▸ WHAT YOU WILL DO: Go through the material and pull out every line with the string "school" in it.

▸ THE DATA:
-*-*-

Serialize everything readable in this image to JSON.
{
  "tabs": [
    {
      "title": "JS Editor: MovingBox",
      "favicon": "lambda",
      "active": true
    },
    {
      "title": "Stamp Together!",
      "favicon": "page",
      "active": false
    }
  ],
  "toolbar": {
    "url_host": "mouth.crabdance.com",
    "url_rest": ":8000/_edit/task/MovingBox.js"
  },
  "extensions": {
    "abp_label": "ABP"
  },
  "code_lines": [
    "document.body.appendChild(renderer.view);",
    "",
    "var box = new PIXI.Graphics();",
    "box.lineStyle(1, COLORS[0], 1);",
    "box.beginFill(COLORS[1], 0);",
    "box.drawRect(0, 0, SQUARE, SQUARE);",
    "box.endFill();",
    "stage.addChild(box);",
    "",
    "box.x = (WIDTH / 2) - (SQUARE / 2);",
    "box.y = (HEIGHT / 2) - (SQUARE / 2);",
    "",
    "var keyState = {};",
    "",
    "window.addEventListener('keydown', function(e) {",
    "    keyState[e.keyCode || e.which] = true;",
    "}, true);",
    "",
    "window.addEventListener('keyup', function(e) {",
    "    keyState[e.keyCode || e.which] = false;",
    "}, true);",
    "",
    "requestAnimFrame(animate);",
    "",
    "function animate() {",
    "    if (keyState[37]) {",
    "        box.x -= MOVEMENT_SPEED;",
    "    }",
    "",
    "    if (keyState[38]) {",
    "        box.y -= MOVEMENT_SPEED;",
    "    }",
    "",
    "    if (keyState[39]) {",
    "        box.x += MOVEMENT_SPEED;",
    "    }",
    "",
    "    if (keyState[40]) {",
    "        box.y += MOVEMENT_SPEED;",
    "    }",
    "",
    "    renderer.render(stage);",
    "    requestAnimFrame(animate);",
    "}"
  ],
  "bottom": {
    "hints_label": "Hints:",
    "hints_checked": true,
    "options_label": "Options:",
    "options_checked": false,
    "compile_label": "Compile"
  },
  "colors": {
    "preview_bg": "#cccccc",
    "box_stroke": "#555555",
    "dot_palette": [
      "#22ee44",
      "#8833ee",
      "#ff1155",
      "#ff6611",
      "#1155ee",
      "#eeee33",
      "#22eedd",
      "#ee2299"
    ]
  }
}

-*-*-

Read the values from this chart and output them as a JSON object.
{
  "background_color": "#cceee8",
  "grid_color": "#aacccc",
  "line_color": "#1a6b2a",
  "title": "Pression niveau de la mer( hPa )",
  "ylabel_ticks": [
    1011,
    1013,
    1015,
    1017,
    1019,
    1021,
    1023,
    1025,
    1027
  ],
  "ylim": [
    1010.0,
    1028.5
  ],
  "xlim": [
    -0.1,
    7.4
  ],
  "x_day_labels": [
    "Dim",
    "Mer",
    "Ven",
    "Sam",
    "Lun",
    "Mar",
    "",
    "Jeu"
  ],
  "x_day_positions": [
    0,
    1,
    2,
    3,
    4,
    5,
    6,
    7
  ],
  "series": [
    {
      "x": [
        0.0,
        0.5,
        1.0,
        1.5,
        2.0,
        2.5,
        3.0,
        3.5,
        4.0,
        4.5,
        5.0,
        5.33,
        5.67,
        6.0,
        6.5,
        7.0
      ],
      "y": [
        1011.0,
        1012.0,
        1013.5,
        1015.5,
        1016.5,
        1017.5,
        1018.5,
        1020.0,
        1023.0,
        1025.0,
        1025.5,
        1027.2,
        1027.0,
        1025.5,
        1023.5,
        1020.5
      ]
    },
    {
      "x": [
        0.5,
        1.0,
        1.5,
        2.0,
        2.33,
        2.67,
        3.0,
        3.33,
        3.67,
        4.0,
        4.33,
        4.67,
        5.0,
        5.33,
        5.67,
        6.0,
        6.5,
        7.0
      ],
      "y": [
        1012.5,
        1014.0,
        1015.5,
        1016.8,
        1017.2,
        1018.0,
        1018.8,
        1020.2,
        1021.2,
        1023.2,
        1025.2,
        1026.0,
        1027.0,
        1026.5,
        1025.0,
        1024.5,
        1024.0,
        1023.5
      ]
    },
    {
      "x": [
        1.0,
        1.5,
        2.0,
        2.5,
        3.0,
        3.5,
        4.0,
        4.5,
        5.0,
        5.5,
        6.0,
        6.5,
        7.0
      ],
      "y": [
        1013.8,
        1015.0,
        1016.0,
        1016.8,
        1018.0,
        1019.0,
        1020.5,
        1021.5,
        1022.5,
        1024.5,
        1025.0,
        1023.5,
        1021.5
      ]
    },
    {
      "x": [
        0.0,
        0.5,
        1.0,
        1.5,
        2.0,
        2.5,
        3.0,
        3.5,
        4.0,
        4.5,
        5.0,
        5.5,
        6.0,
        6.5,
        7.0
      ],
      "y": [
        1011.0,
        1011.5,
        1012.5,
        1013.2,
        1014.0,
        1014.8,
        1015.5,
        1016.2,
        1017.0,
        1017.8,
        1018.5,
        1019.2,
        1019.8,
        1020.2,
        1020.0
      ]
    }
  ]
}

-*-*-

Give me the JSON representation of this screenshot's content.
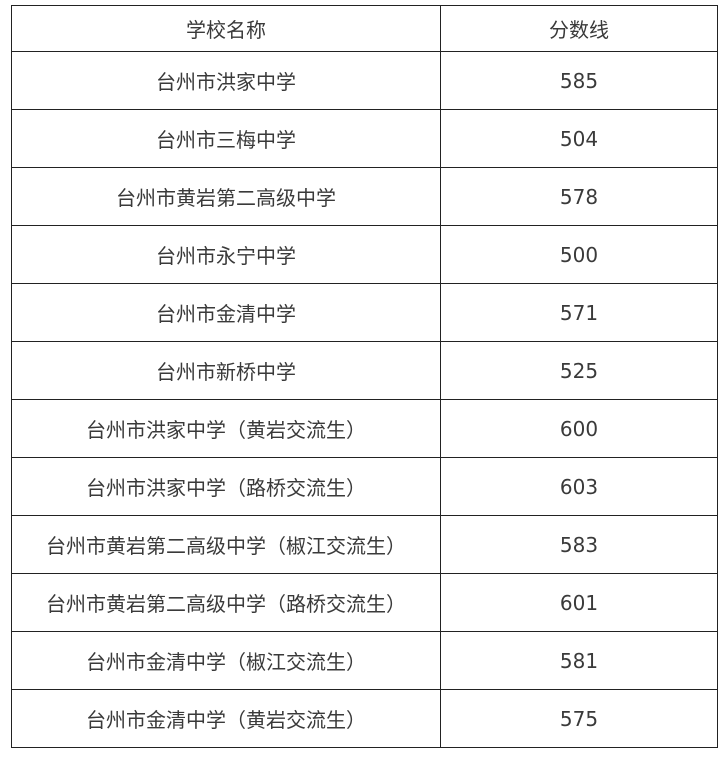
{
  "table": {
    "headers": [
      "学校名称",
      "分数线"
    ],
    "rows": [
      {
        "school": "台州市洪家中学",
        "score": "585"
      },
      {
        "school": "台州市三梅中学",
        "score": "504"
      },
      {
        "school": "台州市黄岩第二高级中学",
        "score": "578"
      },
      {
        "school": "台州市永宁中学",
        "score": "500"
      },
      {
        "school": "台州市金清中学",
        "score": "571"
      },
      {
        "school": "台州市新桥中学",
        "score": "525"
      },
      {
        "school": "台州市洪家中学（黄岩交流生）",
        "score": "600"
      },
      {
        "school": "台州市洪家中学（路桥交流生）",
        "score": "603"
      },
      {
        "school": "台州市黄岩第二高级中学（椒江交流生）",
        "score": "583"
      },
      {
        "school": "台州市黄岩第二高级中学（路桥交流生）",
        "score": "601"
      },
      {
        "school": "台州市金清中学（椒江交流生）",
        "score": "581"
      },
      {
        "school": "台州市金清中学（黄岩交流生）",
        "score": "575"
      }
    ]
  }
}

-*-*-

▸ RESULT BELOW:
        "school": "台州市洪家中学",
        "school": "台州市三梅中学",
        "school": "台州市黄岩第二高级中学",
        "school": "台州市永宁中学",
        "school": "台州市金清中学",
        "school": "台州市新桥中学",
        "school": "台州市洪家中学（黄岩交流生）",
        "school": "台州市洪家中学（路桥交流生）",
        "school": "台州市黄岩第二高级中学（椒江交流生）",
        "school": "台州市黄岩第二高级中学（路桥交流生）",
        "school": "台州市金清中学（椒江交流生）",
        "school": "台州市金清中学（黄岩交流生）",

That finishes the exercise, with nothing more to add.